▶ EXERCISE DETAILS
Without including the pictures, copy out every line below.

***** DATASET CONTENT *****

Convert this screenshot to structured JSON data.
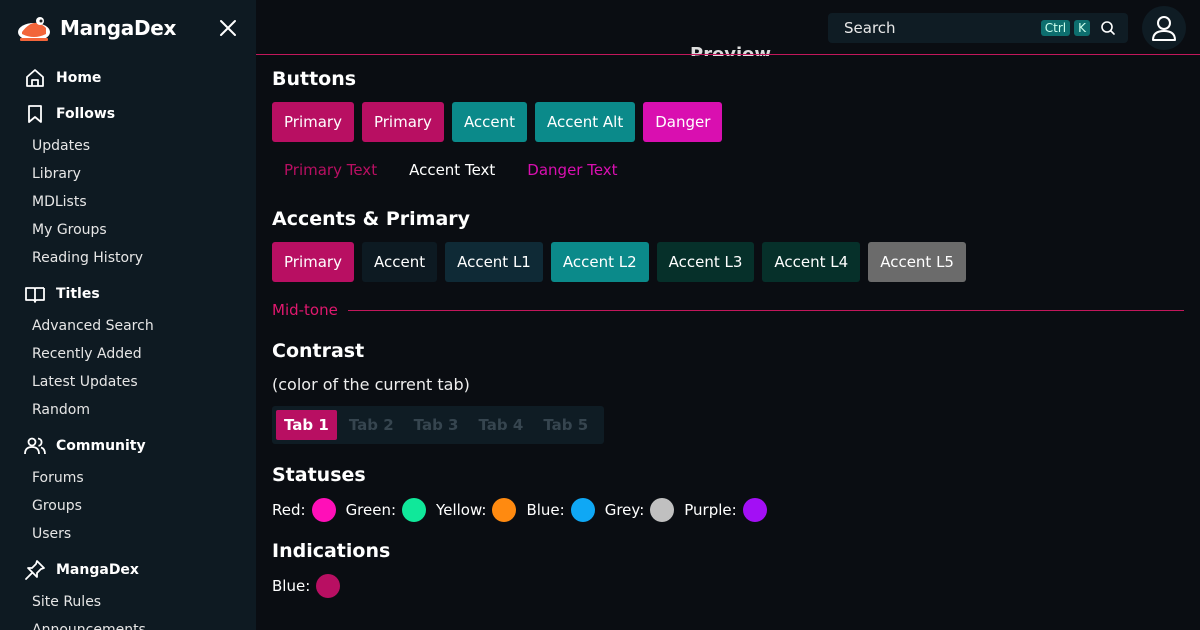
{
  "brand": {
    "name": "MangaDex"
  },
  "sidebar": {
    "groups": [
      {
        "title": "Home",
        "icon": "home-icon",
        "items": []
      },
      {
        "title": "Follows",
        "icon": "bookmark-icon",
        "items": [
          "Updates",
          "Library",
          "MDLists",
          "My Groups",
          "Reading History"
        ]
      },
      {
        "title": "Titles",
        "icon": "book-open-icon",
        "items": [
          "Advanced Search",
          "Recently Added",
          "Latest Updates",
          "Random"
        ]
      },
      {
        "title": "Community",
        "icon": "users-icon",
        "items": [
          "Forums",
          "Groups",
          "Users"
        ]
      },
      {
        "title": "MangaDex",
        "icon": "pin-icon",
        "items": [
          "Site Rules",
          "Announcements"
        ]
      }
    ]
  },
  "search": {
    "placeholder": "Search",
    "kbd_ctrl": "Ctrl",
    "kbd_k": "K"
  },
  "preview_heading": "Preview",
  "buttons": {
    "title": "Buttons",
    "filled": [
      {
        "label": "Primary",
        "color": "#b80f62"
      },
      {
        "label": "Primary",
        "color": "#b80f62"
      },
      {
        "label": "Accent",
        "color": "#0b8a8a"
      },
      {
        "label": "Accent Alt",
        "color": "#0b8a8a"
      },
      {
        "label": "Danger",
        "color": "#d90fb0"
      }
    ],
    "text": [
      {
        "label": "Primary Text",
        "color": "#b80f62"
      },
      {
        "label": "Accent Text",
        "color": "#ffffff"
      },
      {
        "label": "Danger Text",
        "color": "#d90fb0"
      }
    ]
  },
  "accents": {
    "title": "Accents & Primary",
    "items": [
      {
        "label": "Primary",
        "color": "#b80f62"
      },
      {
        "label": "Accent",
        "color": "#0d1a22"
      },
      {
        "label": "Accent L1",
        "color": "#0f2a36"
      },
      {
        "label": "Accent L2",
        "color": "#0b8a8a"
      },
      {
        "label": "Accent L3",
        "color": "#06302a"
      },
      {
        "label": "Accent L4",
        "color": "#06302a"
      },
      {
        "label": "Accent L5",
        "color": "#6b6b6b"
      }
    ]
  },
  "midtone": {
    "label": "Mid-tone"
  },
  "contrast": {
    "title": "Contrast",
    "subtitle": "(color of the current tab)",
    "tabs": [
      "Tab 1",
      "Tab 2",
      "Tab 3",
      "Tab 4",
      "Tab 5"
    ],
    "active_tab": 0
  },
  "statuses": {
    "title": "Statuses",
    "items": [
      {
        "label": "Red:",
        "color": "#ff0fb8"
      },
      {
        "label": "Green:",
        "color": "#10e89a"
      },
      {
        "label": "Yellow:",
        "color": "#ff8a10"
      },
      {
        "label": "Blue:",
        "color": "#0fa8f5"
      },
      {
        "label": "Grey:",
        "color": "#c0c0c0"
      },
      {
        "label": "Purple:",
        "color": "#a30ff5"
      }
    ]
  },
  "indications": {
    "title": "Indications",
    "items": [
      {
        "label": "Blue:",
        "color": "#b80f62"
      }
    ]
  }
}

*****

▶ EXPECTED ANSWER
Convert this screenshot to structured JSON data.
{
  "brand": {
    "name": "MangaDex"
  },
  "sidebar": {
    "groups": [
      {
        "title": "Home",
        "icon": "home-icon",
        "items": []
      },
      {
        "title": "Follows",
        "icon": "bookmark-icon",
        "items": [
          "Updates",
          "Library",
          "MDLists",
          "My Groups",
          "Reading History"
        ]
      },
      {
        "title": "Titles",
        "icon": "book-open-icon",
        "items": [
          "Advanced Search",
          "Recently Added",
          "Latest Updates",
          "Random"
        ]
      },
      {
        "title": "Community",
        "icon": "users-icon",
        "items": [
          "Forums",
          "Groups",
          "Users"
        ]
      },
      {
        "title": "MangaDex",
        "icon": "pin-icon",
        "items": [
          "Site Rules",
          "Announcements"
        ]
      }
    ]
  },
  "search": {
    "placeholder": "Search",
    "kbd_ctrl": "Ctrl",
    "kbd_k": "K"
  },
  "preview_heading": "Preview",
  "buttons": {
    "title": "Buttons",
    "filled": [
      {
        "label": "Primary",
        "color": "#b80f62"
      },
      {
        "label": "Primary",
        "color": "#b80f62"
      },
      {
        "label": "Accent",
        "color": "#0b8a8a"
      },
      {
        "label": "Accent Alt",
        "color": "#0b8a8a"
      },
      {
        "label": "Danger",
        "color": "#d90fb0"
      }
    ],
    "text": [
      {
        "label": "Primary Text",
        "color": "#b80f62"
      },
      {
        "label": "Accent Text",
        "color": "#ffffff"
      },
      {
        "label": "Danger Text",
        "color": "#d90fb0"
      }
    ]
  },
  "accents": {
    "title": "Accents & Primary",
    "items": [
      {
        "label": "Primary",
        "color": "#b80f62"
      },
      {
        "label": "Accent",
        "color": "#0d1a22"
      },
      {
        "label": "Accent L1",
        "color": "#0f2a36"
      },
      {
        "label": "Accent L2",
        "color": "#0b8a8a"
      },
      {
        "label": "Accent L3",
        "color": "#06302a"
      },
      {
        "label": "Accent L4",
        "color": "#06302a"
      },
      {
        "label": "Accent L5",
        "color": "#6b6b6b"
      }
    ]
  },
  "midtone": {
    "label": "Mid-tone"
  },
  "contrast": {
    "title": "Contrast",
    "subtitle": "(color of the current tab)",
    "tabs": [
      "Tab 1",
      "Tab 2",
      "Tab 3",
      "Tab 4",
      "Tab 5"
    ],
    "active_tab": 0
  },
  "statuses": {
    "title": "Statuses",
    "items": [
      {
        "label": "Red:",
        "color": "#ff0fb8"
      },
      {
        "label": "Green:",
        "color": "#10e89a"
      },
      {
        "label": "Yellow:",
        "color": "#ff8a10"
      },
      {
        "label": "Blue:",
        "color": "#0fa8f5"
      },
      {
        "label": "Grey:",
        "color": "#c0c0c0"
      },
      {
        "label": "Purple:",
        "color": "#a30ff5"
      }
    ]
  },
  "indications": {
    "title": "Indications",
    "items": [
      {
        "label": "Blue:",
        "color": "#b80f62"
      }
    ]
  }
}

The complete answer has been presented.